Extracted data >>

[Start]

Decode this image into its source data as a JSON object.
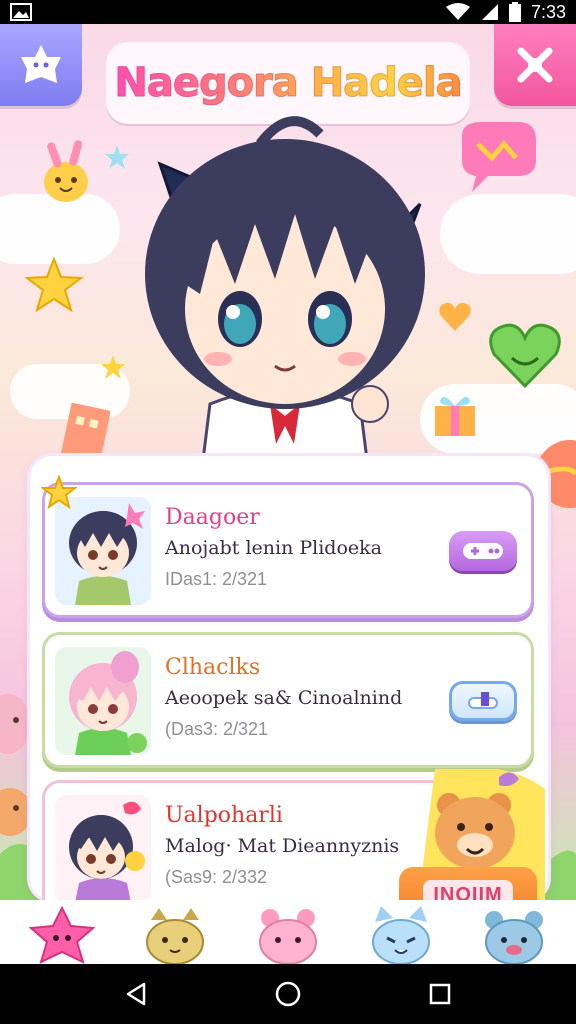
{
  "status_bar": {
    "time": "7:33",
    "icons": [
      "image-icon",
      "wifi-icon",
      "signal-icon",
      "battery-icon"
    ]
  },
  "header": {
    "title": "Naegora Hadela",
    "left_button_icon": "ghost-star-icon",
    "right_button_icon": "crossed-bones-icon"
  },
  "cards": [
    {
      "title": "Daagoer",
      "subtitle": "Anojabt lenin Plidoeka",
      "days": "IDas1: 2/321",
      "title_color": "#e23f86",
      "action_icon": "controller-icon"
    },
    {
      "title": "Clhaclks",
      "subtitle": "Aeoopek sa& Cinoalnind",
      "days": "(Das3: 2/321",
      "title_color": "#e2701f",
      "action_icon": "flag-icon"
    },
    {
      "title": "Ualpoharli",
      "subtitle": "Malog· Mat Dieannyznis",
      "days": "(Sas9: 2/332",
      "title_color": "#e2342f",
      "join_label": "INOIIM"
    }
  ],
  "bottom_bar": {
    "characters": [
      "pink-star-icon",
      "yellow-cat-icon",
      "pink-bear-icon",
      "blue-cat-icon",
      "blue-bear-icon"
    ]
  },
  "nav_bar": {
    "buttons": [
      "back-icon",
      "home-icon",
      "recents-icon"
    ]
  },
  "colors": {
    "accent_pink": "#f2569f",
    "accent_purple": "#7f7cf2",
    "join_orange": "#f47b1f"
  }
}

[End]

What to work on >> Filter the entries down to the lines with the word "days" in them.

Answer to this problem >>
      "days": "IDas1: 2/321",
      "days": "(Das3: 2/321",
      "days": "(Sas9: 2/332",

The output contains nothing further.